* Stored records:
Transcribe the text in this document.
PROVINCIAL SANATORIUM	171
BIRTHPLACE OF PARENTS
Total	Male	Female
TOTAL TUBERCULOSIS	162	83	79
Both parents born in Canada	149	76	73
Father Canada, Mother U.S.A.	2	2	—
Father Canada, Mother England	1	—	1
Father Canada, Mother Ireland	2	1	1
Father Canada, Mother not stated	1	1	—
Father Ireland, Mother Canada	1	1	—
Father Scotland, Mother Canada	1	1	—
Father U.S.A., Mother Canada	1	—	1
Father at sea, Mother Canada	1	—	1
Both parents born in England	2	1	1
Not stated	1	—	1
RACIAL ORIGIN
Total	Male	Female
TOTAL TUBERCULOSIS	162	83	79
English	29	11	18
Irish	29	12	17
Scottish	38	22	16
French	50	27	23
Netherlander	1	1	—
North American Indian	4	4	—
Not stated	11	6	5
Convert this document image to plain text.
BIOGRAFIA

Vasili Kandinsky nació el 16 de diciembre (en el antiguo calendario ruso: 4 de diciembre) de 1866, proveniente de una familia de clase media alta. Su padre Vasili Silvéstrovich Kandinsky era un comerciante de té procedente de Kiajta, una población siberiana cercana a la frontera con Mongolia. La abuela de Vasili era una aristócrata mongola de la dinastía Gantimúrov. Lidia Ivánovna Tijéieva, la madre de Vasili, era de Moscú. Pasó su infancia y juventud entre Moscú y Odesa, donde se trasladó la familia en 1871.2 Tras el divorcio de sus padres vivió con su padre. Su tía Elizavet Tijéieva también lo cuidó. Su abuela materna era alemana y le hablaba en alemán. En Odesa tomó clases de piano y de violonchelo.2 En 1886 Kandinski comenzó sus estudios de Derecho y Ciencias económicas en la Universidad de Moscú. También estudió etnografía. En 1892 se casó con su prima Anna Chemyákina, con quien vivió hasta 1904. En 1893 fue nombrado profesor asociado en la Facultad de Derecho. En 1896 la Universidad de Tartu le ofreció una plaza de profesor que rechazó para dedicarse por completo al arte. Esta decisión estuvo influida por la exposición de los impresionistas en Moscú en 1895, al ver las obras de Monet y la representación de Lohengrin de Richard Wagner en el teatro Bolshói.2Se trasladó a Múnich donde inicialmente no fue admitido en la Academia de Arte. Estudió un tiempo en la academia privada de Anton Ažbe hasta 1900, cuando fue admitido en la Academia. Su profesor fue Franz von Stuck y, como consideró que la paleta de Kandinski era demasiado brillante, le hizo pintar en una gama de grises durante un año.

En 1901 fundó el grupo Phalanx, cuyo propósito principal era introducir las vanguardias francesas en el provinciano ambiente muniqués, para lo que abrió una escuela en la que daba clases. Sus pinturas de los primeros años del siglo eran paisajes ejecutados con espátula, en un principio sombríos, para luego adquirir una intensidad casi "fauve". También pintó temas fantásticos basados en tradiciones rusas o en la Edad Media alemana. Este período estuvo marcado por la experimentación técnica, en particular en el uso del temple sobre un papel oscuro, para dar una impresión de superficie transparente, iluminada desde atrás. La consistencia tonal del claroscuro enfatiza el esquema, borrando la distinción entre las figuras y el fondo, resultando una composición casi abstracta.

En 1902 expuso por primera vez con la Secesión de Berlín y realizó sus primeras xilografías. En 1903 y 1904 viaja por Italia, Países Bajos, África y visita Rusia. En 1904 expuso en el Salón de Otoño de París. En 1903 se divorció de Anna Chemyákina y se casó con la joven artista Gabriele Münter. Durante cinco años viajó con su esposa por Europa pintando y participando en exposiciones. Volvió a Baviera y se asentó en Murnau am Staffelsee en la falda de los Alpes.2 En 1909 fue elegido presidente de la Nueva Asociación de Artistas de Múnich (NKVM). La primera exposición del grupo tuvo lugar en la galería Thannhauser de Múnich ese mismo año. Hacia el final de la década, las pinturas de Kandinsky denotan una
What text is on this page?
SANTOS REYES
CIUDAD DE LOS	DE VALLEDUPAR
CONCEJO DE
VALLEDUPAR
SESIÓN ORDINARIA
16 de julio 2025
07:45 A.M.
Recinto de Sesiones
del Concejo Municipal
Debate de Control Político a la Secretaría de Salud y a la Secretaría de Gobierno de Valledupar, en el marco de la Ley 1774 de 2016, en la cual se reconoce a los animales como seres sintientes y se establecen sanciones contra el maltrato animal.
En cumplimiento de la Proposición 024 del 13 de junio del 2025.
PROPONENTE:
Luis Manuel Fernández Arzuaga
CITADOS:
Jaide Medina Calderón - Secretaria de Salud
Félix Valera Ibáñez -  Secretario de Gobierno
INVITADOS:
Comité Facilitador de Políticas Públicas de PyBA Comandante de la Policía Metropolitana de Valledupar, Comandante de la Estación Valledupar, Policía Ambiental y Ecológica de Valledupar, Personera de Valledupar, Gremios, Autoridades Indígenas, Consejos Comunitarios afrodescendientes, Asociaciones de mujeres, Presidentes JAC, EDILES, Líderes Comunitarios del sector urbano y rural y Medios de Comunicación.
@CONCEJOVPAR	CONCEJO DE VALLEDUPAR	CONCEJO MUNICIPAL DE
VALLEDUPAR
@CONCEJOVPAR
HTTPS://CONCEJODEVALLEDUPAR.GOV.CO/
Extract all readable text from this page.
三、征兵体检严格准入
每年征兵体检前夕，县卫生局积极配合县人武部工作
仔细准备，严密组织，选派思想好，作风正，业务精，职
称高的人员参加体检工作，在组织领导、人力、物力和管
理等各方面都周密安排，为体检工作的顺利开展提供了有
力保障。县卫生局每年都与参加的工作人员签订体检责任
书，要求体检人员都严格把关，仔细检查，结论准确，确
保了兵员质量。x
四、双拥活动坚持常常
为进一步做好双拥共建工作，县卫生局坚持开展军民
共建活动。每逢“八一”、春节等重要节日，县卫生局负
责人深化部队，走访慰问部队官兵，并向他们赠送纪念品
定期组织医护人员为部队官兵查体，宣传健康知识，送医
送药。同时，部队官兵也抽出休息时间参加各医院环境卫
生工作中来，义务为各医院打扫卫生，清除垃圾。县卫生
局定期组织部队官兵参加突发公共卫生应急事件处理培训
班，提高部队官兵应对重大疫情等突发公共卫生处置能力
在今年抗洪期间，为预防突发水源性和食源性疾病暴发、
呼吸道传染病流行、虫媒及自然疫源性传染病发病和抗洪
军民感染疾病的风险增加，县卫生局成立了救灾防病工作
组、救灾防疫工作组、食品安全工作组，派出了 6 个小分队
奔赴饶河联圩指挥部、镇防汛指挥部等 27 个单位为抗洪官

* WHAT THE TASK ASKS:
Transcribe each entry precisely, missing none.

* EXERCISE OUTPUT:
Transcribe the text in this document.
PROVINCIAL SANATORIUM	171
BIRTHPLACE OF PARENTS
Total	Male	Female
TOTAL TUBERCULOSIS	162	83	79
Both parents born in Canada	149	76	73
Father Canada, Mother U.S.A.	2	2	—
Father Canada, Mother England	1	—	1
Father Canada, Mother Ireland	2	1	1
Father Canada, Mother not stated	1	1	—
Father Ireland, Mother Canada	1	1	—
Father Scotland, Mother Canada	1	1	—
Father U.S.A., Mother Canada	1	—	1
Father at sea, Mother Canada	1	—	1
Both parents born in England	2	1	1
Not stated	1	—	1
RACIAL ORIGIN
Total	Male	Female
TOTAL TUBERCULOSIS	162	83	79
English	29	11	18
Irish	29	12	17
Scottish	38	22	16
French	50	27	23
Netherlander	1	1	—
North American Indian	4	4	—
Not stated	11	6	5
Convert this document image to plain text.
BIOGRAFIA

Vasili Kandinsky nació el 16 de diciembre (en el antiguo calendario ruso: 4 de diciembre) de 1866, proveniente de una familia de clase media alta. Su padre Vasili Silvéstrovich Kandinsky era un comerciante de té procedente de Kiajta, una población siberiana cercana a la frontera con Mongolia. La abuela de Vasili era una aristócrata mongola de la dinastía Gantimúrov. Lidia Ivánovna Tijéieva, la madre de Vasili, era de Moscú. Pasó su infancia y juventud entre Moscú y Odesa, donde se trasladó la familia en 1871.2 Tras el divorcio de sus padres vivió con su padre. Su tía Elizavet Tijéieva también lo cuidó. Su abuela materna era alemana y le hablaba en alemán. En Odesa tomó clases de piano y de violonchelo.2 En 1886 Kandinski comenzó sus estudios de Derecho y Ciencias económicas en la Universidad de Moscú. También estudió etnografía. En 1892 se casó con su prima Anna Chemyákina, con quien vivió hasta 1904. En 1893 fue nombrado profesor asociado en la Facultad de Derecho. En 1896 la Universidad de Tartu le ofreció una plaza de profesor que rechazó para dedicarse por completo al arte. Esta decisión estuvo influida por la exposición de los impresionistas en Moscú en 1895, al ver las obras de Monet y la representación de Lohengrin de Richard Wagner en el teatro Bolshói.2Se trasladó a Múnich donde inicialmente no fue admitido en la Academia de Arte. Estudió un tiempo en la academia privada de Anton Ažbe hasta 1900, cuando fue admitido en la Academia. Su profesor fue Franz von Stuck y, como consideró que la paleta de Kandinski era demasiado brillante, le hizo pintar en una gama de grises durante un año.

En 1901 fundó el grupo Phalanx, cuyo propósito principal era introducir las vanguardias francesas en el provinciano ambiente muniqués, para lo que abrió una escuela en la que daba clases. Sus pinturas de los primeros años del siglo eran paisajes ejecutados con espátula, en un principio sombríos, para luego adquirir una intensidad casi "fauve". También pintó temas fantásticos basados en tradiciones rusas o en la Edad Media alemana. Este período estuvo marcado por la experimentación técnica, en particular en el uso del temple sobre un papel oscuro, para dar una impresión de superficie transparente, iluminada desde atrás. La consistencia tonal del claroscuro enfatiza el esquema, borrando la distinción entre las figuras y el fondo, resultando una composición casi abstracta.

En 1902 expuso por primera vez con la Secesión de Berlín y realizó sus primeras xilografías. En 1903 y 1904 viaja por Italia, Países Bajos, África y visita Rusia. En 1904 expuso en el Salón de Otoño de París. En 1903 se divorció de Anna Chemyákina y se casó con la joven artista Gabriele Münter. Durante cinco años viajó con su esposa por Europa pintando y participando en exposiciones. Volvió a Baviera y se asentó en Murnau am Staffelsee en la falda de los Alpes.2 En 1909 fue elegido presidente de la Nueva Asociación de Artistas de Múnich (NKVM). La primera exposición del grupo tuvo lugar en la galería Thannhauser de Múnich ese mismo año. Hacia el final de la década, las pinturas de Kandinsky denotan una
What text is on this page?
SANTOS REYES
CIUDAD DE LOS	DE VALLEDUPAR
CONCEJO DE
VALLEDUPAR
SESIÓN ORDINARIA
16 de julio 2025
07:45 A.M.
Recinto de Sesiones
del Concejo Municipal
Debate de Control Político a la Secretaría de Salud y a la Secretaría de Gobierno de Valledupar, en el marco de la Ley 1774 de 2016, en la cual se reconoce a los animales como seres sintientes y se establecen sanciones contra el maltrato animal.
En cumplimiento de la Proposición 024 del 13 de junio del 2025.
PROPONENTE:
Luis Manuel Fernández Arzuaga
CITADOS:
Jaide Medina Calderón - Secretaria de Salud
Félix Valera Ibáñez -  Secretario de Gobierno
INVITADOS:
Comité Facilitador de Políticas Públicas de PyBA Comandante de la Policía Metropolitana de Valledupar, Comandante de la Estación Valledupar, Policía Ambiental y Ecológica de Valledupar, Personera de Valledupar, Gremios, Autoridades Indígenas, Consejos Comunitarios afrodescendientes, Asociaciones de mujeres, Presidentes JAC, EDILES, Líderes Comunitarios del sector urbano y rural y Medios de Comunicación.
@CONCEJOVPAR	CONCEJO DE VALLEDUPAR	CONCEJO MUNICIPAL DE
VALLEDUPAR
@CONCEJOVPAR
HTTPS://CONCEJODEVALLEDUPAR.GOV.CO/
Extract all readable text from this page.
三、征兵体检严格准入
每年征兵体检前夕，县卫生局积极配合县人武部工作
仔细准备，严密组织，选派思想好，作风正，业务精，职
称高的人员参加体检工作，在组织领导、人力、物力和管
理等各方面都周密安排，为体检工作的顺利开展提供了有
力保障。县卫生局每年都与参加的工作人员签订体检责任
书，要求体检人员都严格把关，仔细检查，结论准确，确
保了兵员质量。x
四、双拥活动坚持常常
为进一步做好双拥共建工作，县卫生局坚持开展军民
共建活动。每逢“八一”、春节等重要节日，县卫生局负
责人深化部队，走访慰问部队官兵，并向他们赠送纪念品
定期组织医护人员为部队官兵查体，宣传健康知识，送医
送药。同时，部队官兵也抽出休息时间参加各医院环境卫
生工作中来，义务为各医院打扫卫生，清除垃圾。县卫生
局定期组织部队官兵参加突发公共卫生应急事件处理培训
班，提高部队官兵应对重大疫情等突发公共卫生处置能力
在今年抗洪期间，为预防突发水源性和食源性疾病暴发、
呼吸道传染病流行、虫媒及自然疫源性传染病发病和抗洪
军民感染疾病的风险增加，县卫生局成立了救灾防病工作
组、救灾防疫工作组、食品安全工作组，派出了 6 个小分队
奔赴饶河联圩指挥部、镇防汛指挥部等 27 个单位为抗洪官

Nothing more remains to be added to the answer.